• _What to do_
Scan the data beneath this task and copy each line that includes "them".

========================================

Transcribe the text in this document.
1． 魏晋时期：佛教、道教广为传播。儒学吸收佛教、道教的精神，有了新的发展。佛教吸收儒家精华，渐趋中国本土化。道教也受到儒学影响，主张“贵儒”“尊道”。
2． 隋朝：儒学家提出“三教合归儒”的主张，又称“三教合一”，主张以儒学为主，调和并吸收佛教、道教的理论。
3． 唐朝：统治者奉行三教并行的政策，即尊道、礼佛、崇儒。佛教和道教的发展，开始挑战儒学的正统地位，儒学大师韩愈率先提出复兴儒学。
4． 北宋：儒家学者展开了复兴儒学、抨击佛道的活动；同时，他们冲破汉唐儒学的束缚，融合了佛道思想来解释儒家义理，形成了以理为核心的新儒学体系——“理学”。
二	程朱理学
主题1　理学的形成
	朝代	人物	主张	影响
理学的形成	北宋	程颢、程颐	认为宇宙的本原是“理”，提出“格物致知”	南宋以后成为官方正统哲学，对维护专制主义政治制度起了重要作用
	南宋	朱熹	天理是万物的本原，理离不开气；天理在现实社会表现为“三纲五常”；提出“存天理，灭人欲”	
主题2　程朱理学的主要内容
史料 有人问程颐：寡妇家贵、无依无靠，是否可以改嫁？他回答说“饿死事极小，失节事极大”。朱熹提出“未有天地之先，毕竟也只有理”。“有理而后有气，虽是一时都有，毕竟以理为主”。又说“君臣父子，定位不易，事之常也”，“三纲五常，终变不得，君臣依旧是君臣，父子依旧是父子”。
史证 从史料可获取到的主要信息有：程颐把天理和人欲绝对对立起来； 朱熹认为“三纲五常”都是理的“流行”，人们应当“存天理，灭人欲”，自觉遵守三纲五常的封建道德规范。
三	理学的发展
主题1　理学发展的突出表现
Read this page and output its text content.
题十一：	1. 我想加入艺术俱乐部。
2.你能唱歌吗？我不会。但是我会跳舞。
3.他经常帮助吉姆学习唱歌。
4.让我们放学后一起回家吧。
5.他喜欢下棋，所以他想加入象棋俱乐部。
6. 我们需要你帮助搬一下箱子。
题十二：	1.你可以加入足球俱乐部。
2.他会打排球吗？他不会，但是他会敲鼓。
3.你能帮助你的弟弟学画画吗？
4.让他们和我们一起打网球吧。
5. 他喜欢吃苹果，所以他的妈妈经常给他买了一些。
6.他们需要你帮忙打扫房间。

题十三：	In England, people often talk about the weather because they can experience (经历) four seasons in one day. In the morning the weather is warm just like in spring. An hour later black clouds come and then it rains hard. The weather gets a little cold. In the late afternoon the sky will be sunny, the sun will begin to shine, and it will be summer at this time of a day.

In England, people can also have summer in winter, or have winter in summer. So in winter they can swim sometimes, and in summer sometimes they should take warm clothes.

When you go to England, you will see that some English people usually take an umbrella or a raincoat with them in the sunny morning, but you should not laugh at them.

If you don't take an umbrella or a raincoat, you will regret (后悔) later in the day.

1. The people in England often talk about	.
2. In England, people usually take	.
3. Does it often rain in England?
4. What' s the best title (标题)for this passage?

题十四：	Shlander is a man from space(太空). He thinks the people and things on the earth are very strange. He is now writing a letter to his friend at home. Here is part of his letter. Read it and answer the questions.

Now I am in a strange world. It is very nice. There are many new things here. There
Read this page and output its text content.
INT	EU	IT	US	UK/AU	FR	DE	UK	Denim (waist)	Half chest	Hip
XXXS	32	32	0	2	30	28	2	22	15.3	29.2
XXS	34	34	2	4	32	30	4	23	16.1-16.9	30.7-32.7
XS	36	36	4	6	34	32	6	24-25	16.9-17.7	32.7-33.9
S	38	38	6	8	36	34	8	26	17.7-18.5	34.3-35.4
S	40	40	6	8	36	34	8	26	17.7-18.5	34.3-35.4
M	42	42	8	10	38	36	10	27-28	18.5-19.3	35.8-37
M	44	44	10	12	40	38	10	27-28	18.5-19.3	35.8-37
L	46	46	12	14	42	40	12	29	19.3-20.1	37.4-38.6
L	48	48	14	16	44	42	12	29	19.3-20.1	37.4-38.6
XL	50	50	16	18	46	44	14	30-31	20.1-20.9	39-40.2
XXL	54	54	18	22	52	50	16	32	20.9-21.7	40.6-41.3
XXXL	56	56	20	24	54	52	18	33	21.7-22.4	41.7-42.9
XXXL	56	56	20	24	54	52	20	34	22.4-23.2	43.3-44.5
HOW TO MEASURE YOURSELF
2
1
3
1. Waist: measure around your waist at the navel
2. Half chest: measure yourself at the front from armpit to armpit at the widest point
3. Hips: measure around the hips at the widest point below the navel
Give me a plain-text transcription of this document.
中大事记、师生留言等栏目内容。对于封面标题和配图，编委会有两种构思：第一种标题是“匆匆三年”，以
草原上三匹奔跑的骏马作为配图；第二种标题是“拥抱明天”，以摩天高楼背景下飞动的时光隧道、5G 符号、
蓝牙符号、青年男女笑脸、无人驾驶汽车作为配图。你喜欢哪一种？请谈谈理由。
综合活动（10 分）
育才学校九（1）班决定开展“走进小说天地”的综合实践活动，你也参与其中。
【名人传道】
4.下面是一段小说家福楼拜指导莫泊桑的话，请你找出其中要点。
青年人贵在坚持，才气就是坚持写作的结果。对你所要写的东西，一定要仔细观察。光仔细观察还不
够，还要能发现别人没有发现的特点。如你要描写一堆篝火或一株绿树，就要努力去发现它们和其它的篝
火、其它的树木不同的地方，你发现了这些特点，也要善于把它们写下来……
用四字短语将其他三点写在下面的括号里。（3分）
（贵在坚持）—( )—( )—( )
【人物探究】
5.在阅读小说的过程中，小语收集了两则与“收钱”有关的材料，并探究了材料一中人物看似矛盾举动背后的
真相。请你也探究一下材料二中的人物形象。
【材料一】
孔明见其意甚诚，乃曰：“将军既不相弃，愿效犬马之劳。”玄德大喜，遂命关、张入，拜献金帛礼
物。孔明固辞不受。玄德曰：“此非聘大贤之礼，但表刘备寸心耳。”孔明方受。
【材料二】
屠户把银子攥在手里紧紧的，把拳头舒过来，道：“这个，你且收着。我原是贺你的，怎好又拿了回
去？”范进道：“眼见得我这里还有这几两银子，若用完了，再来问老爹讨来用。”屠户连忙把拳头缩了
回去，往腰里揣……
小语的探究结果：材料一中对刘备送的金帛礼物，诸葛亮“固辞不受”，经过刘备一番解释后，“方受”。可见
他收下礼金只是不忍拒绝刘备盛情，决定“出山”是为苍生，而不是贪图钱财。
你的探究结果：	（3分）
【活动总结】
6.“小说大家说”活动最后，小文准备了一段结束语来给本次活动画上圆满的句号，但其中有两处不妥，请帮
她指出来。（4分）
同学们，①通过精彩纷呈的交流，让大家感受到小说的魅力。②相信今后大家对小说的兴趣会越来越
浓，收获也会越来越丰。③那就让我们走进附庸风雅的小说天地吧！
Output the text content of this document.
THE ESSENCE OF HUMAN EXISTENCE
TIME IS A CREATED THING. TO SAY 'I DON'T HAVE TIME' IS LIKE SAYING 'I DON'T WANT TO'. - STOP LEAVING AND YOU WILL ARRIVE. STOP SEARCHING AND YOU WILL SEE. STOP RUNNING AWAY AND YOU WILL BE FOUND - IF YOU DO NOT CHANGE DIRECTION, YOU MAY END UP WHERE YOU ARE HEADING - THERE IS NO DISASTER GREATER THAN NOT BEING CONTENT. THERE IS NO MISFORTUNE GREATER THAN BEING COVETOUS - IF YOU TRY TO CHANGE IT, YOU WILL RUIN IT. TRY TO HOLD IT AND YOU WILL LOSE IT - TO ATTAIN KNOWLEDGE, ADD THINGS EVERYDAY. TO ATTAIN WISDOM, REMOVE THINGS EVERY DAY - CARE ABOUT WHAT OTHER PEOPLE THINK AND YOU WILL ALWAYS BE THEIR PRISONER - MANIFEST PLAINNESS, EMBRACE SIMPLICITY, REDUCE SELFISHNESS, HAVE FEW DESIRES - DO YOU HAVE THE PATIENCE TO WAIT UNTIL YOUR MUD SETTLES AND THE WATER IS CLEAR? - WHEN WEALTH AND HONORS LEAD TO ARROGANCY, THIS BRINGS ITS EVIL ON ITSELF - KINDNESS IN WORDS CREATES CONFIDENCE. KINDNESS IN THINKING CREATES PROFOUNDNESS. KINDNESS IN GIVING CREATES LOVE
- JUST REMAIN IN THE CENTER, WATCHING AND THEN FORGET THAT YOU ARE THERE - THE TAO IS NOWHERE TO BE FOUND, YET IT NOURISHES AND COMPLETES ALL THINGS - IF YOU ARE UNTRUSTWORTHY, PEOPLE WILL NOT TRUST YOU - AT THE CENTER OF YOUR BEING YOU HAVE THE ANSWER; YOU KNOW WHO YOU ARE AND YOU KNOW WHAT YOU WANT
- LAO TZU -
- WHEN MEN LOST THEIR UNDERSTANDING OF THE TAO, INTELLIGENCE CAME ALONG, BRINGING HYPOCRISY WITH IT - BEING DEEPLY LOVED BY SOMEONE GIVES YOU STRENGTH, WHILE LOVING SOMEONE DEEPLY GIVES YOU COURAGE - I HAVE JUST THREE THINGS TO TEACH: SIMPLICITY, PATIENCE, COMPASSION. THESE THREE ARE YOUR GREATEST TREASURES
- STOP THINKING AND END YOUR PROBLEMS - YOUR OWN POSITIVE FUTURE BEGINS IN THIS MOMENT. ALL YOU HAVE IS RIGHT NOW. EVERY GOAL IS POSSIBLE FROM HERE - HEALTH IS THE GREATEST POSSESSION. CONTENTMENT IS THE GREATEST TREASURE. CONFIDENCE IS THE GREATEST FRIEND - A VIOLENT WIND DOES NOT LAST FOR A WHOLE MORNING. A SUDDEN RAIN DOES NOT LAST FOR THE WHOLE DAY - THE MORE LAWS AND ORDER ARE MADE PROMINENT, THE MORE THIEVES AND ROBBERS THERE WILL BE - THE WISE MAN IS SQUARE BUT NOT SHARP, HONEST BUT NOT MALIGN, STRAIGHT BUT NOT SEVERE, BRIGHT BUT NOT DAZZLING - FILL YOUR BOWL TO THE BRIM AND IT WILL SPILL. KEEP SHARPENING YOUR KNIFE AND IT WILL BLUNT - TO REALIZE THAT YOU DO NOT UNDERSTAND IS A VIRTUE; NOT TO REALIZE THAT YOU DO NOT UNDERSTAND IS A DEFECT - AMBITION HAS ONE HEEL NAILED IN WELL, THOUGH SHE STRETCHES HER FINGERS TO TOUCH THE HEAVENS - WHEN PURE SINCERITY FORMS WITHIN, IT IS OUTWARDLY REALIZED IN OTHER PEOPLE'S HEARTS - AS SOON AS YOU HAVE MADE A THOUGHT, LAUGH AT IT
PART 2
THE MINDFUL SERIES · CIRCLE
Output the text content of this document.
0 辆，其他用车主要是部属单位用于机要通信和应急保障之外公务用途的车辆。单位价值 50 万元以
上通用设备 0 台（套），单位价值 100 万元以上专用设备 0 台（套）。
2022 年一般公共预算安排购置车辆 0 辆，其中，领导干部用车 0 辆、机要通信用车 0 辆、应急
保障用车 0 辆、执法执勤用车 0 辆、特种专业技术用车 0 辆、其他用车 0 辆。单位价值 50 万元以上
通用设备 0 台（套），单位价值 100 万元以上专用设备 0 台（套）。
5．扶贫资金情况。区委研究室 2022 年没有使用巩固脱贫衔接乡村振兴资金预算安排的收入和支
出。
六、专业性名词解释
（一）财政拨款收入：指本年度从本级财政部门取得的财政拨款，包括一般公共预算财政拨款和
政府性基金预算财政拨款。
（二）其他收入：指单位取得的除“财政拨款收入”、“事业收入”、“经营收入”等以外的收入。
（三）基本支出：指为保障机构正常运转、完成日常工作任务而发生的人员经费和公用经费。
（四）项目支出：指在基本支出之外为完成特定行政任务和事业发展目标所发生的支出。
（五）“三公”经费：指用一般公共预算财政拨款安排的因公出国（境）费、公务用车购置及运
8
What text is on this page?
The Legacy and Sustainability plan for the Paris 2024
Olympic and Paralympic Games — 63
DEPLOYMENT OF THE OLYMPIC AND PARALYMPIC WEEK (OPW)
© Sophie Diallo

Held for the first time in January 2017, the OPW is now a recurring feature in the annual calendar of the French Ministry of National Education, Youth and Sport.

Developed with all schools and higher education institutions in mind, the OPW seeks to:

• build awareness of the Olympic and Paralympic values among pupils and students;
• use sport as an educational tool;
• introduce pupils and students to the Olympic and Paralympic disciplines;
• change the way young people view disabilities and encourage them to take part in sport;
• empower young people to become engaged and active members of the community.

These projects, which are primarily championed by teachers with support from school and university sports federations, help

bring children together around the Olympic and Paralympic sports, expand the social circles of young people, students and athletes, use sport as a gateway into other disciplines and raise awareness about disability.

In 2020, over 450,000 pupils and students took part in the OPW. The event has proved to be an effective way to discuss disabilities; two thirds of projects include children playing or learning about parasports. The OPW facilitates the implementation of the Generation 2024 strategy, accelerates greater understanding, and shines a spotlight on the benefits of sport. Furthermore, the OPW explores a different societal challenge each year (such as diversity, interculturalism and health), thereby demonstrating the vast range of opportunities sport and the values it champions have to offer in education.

========================================

• _Output for this task_
When you go to England, you will see that some English people usually take an umbrella or a raincoat with them in the sunny morning, but you should not laugh at them.
• change the way young people view disabilities and encourage them to take part in sport;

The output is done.